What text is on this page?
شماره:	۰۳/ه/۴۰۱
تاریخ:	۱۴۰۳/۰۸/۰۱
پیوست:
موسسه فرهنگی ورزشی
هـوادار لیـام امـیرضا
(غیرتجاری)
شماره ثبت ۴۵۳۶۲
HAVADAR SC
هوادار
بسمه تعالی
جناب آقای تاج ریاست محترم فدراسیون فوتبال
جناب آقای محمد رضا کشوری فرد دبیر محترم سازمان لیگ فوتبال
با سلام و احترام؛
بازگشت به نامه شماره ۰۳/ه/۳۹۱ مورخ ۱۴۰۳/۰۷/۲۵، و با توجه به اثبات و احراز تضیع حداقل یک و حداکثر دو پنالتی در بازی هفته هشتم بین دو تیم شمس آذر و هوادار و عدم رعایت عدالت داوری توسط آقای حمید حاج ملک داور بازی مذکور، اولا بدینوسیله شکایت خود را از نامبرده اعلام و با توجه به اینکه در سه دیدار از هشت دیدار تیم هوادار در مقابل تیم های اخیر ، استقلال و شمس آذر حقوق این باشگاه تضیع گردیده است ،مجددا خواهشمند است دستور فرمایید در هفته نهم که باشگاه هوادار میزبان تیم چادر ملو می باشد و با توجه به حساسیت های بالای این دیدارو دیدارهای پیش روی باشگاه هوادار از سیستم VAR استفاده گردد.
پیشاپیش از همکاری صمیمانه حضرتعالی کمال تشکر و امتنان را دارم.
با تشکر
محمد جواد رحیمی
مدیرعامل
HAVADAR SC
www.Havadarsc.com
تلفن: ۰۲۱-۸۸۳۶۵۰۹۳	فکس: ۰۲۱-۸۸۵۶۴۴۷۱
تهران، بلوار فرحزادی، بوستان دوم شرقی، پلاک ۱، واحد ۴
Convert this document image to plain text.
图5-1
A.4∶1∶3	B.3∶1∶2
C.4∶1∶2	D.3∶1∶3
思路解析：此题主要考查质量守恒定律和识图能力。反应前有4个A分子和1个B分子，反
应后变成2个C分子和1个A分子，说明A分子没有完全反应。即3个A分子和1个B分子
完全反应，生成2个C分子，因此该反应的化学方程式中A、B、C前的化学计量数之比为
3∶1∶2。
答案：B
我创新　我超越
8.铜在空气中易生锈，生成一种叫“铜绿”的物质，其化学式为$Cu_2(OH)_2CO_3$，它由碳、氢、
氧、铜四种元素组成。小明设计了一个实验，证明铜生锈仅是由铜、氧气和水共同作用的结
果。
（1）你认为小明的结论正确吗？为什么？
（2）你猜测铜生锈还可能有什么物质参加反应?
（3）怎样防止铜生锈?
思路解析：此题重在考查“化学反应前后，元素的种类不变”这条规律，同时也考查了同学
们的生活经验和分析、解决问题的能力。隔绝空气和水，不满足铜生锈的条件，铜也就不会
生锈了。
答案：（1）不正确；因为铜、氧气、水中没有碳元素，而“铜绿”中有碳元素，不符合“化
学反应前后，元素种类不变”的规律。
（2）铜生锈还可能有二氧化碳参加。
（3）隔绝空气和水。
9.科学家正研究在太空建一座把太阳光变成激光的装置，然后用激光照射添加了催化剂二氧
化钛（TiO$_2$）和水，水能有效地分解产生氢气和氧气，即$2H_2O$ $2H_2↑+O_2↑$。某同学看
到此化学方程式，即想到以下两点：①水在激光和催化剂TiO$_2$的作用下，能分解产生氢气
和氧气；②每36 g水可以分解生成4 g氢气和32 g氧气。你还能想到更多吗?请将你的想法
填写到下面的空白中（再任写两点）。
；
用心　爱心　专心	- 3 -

- - - -

▸ **THE PROBLEM**:
All of the lines above need to be given again exactly.

▸ **EXERCISE RESPONSE**:
What text is on this page?
شماره:	۰۳/ه/۴۰۱
تاریخ:	۱۴۰۳/۰۸/۰۱
پیوست:
موسسه فرهنگی ورزشی
هـوادار لیـام امـیرضا
(غیرتجاری)
شماره ثبت ۴۵۳۶۲
HAVADAR SC
هوادار
بسمه تعالی
جناب آقای تاج ریاست محترم فدراسیون فوتبال
جناب آقای محمد رضا کشوری فرد دبیر محترم سازمان لیگ فوتبال
با سلام و احترام؛
بازگشت به نامه شماره ۰۳/ه/۳۹۱ مورخ ۱۴۰۳/۰۷/۲۵، و با توجه به اثبات و احراز تضیع حداقل یک و حداکثر دو پنالتی در بازی هفته هشتم بین دو تیم شمس آذر و هوادار و عدم رعایت عدالت داوری توسط آقای حمید حاج ملک داور بازی مذکور، اولا بدینوسیله شکایت خود را از نامبرده اعلام و با توجه به اینکه در سه دیدار از هشت دیدار تیم هوادار در مقابل تیم های اخیر ، استقلال و شمس آذر حقوق این باشگاه تضیع گردیده است ،مجددا خواهشمند است دستور فرمایید در هفته نهم که باشگاه هوادار میزبان تیم چادر ملو می باشد و با توجه به حساسیت های بالای این دیدارو دیدارهای پیش روی باشگاه هوادار از سیستم VAR استفاده گردد.
پیشاپیش از همکاری صمیمانه حضرتعالی کمال تشکر و امتنان را دارم.
با تشکر
محمد جواد رحیمی
مدیرعامل
HAVADAR SC
www.Havadarsc.com
تلفن: ۰۲۱-۸۸۳۶۵۰۹۳	فکس: ۰۲۱-۸۸۵۶۴۴۷۱
تهران، بلوار فرحزادی، بوستان دوم شرقی، پلاک ۱، واحد ۴
Convert this document image to plain text.
图5-1
A.4∶1∶3	B.3∶1∶2
C.4∶1∶2	D.3∶1∶3
思路解析：此题主要考查质量守恒定律和识图能力。反应前有4个A分子和1个B分子，反
应后变成2个C分子和1个A分子，说明A分子没有完全反应。即3个A分子和1个B分子
完全反应，生成2个C分子，因此该反应的化学方程式中A、B、C前的化学计量数之比为
3∶1∶2。
答案：B
我创新　我超越
8.铜在空气中易生锈，生成一种叫“铜绿”的物质，其化学式为$Cu_2(OH)_2CO_3$，它由碳、氢、
氧、铜四种元素组成。小明设计了一个实验，证明铜生锈仅是由铜、氧气和水共同作用的结
果。
（1）你认为小明的结论正确吗？为什么？
（2）你猜测铜生锈还可能有什么物质参加反应?
（3）怎样防止铜生锈?
思路解析：此题重在考查“化学反应前后，元素的种类不变”这条规律，同时也考查了同学
们的生活经验和分析、解决问题的能力。隔绝空气和水，不满足铜生锈的条件，铜也就不会
生锈了。
答案：（1）不正确；因为铜、氧气、水中没有碳元素，而“铜绿”中有碳元素，不符合“化
学反应前后，元素种类不变”的规律。
（2）铜生锈还可能有二氧化碳参加。
（3）隔绝空气和水。
9.科学家正研究在太空建一座把太阳光变成激光的装置，然后用激光照射添加了催化剂二氧
化钛（TiO$_2$）和水，水能有效地分解产生氢气和氧气，即$2H_2O$ $2H_2↑+O_2↑$。某同学看
到此化学方程式，即想到以下两点：①水在激光和催化剂TiO$_2$的作用下，能分解产生氢气
和氧气；②每36 g水可以分解生成4 g氢气和32 g氧气。你还能想到更多吗?请将你的想法
填写到下面的空白中（再任写两点）。
；
用心　爱心　专心	- 3 -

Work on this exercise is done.